• PROBLEM DETAILS
Where a line of the material contains the string "Price", copy that line.
::::::
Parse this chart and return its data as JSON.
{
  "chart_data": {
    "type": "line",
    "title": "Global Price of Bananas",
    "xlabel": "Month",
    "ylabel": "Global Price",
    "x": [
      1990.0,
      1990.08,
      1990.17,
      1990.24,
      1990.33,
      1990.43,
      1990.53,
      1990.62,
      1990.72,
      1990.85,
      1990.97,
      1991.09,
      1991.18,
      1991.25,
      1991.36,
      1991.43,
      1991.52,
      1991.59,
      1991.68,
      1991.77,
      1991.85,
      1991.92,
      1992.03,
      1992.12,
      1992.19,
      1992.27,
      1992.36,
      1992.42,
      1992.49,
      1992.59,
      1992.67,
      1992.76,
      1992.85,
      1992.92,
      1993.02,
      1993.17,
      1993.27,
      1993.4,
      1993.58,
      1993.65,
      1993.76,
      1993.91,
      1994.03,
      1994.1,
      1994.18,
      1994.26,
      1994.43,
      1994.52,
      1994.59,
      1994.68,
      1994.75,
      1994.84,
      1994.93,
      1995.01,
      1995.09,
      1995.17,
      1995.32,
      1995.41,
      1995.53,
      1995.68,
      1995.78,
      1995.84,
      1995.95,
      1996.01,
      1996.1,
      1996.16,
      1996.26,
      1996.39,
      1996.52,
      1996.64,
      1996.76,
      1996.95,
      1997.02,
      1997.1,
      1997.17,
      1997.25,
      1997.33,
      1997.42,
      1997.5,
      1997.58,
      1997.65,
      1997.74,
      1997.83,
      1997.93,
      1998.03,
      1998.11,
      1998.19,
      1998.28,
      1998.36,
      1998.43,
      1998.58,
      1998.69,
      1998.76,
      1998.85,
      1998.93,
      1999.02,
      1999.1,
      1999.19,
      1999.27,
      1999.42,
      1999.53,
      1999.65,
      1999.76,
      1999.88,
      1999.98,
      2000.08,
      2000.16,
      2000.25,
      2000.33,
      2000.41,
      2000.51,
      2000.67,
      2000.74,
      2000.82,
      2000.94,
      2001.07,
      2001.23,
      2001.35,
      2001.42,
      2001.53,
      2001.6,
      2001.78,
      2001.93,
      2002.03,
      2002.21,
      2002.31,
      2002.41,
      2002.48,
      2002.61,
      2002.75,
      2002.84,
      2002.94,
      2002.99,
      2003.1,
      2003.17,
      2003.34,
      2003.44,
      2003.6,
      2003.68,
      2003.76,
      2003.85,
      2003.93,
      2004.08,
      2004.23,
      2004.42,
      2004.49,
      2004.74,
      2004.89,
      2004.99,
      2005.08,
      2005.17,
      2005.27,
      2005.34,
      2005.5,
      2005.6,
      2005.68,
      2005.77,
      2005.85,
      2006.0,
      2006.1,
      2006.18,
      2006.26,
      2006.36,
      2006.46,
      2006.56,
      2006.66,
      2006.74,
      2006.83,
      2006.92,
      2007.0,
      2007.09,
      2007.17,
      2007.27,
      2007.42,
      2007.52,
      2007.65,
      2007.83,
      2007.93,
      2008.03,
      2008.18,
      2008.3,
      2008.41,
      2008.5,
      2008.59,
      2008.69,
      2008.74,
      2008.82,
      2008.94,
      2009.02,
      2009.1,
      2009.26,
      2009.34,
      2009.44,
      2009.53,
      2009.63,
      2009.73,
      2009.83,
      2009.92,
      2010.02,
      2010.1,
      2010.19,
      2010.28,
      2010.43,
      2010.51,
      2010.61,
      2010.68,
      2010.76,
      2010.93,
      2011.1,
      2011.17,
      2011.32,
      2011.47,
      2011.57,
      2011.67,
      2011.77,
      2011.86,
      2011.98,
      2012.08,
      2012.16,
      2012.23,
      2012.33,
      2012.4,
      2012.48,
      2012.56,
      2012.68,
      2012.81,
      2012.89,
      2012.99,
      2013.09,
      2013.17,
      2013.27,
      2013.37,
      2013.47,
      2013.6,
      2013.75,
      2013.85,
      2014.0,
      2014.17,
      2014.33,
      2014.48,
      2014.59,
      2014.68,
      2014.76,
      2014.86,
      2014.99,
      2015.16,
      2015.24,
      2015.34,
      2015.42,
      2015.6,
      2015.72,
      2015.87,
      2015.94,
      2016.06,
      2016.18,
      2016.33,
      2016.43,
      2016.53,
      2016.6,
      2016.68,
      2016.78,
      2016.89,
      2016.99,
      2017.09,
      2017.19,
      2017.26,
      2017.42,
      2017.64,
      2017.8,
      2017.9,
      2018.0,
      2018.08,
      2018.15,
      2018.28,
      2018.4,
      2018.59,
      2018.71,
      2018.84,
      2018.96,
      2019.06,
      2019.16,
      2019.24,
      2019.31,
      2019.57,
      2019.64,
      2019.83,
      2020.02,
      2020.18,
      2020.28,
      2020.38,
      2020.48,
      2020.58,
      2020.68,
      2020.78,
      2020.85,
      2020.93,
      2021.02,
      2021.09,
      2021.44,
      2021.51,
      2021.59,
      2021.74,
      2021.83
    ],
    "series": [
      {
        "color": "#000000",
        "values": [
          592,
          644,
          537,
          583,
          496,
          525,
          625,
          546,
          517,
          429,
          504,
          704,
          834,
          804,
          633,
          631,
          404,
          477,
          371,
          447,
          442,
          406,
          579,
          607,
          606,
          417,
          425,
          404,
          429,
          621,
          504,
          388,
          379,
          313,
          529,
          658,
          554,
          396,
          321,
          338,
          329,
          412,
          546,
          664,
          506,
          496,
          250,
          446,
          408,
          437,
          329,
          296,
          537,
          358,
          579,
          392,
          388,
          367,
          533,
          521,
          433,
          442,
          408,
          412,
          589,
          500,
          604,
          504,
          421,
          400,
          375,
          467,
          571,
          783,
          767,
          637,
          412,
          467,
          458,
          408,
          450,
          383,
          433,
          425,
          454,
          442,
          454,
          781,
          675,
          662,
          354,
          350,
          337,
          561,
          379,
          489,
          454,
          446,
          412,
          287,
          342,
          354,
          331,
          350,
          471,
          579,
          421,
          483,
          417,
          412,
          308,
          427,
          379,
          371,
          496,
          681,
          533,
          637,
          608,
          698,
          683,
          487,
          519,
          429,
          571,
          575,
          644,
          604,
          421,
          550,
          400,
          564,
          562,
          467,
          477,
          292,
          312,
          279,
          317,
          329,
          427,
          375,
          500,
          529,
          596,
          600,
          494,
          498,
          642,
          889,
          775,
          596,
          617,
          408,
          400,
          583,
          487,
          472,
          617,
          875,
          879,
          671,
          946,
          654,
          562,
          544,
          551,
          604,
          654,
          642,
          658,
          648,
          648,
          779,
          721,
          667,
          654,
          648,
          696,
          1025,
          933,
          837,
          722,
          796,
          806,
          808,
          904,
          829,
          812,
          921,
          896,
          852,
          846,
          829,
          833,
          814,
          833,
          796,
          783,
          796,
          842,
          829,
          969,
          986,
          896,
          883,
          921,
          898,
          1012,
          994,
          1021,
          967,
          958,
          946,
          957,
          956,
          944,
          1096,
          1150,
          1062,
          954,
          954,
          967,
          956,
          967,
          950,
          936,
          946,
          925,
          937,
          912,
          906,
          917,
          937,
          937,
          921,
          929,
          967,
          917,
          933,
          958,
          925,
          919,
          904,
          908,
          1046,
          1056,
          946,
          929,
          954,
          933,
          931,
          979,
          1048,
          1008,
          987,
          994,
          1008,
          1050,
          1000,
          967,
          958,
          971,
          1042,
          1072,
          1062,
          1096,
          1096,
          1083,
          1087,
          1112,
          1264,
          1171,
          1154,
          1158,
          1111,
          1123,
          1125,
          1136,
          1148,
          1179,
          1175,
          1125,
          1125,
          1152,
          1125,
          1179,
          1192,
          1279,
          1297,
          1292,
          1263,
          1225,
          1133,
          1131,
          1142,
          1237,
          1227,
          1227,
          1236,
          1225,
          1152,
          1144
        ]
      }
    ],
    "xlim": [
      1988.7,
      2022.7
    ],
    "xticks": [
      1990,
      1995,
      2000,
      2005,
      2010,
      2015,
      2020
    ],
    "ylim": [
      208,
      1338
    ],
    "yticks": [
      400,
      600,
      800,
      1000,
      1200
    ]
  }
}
::::::
• RESPONSE TO THE TASK
    "title": "Global Price of Bananas",
    "ylabel": "Global Price",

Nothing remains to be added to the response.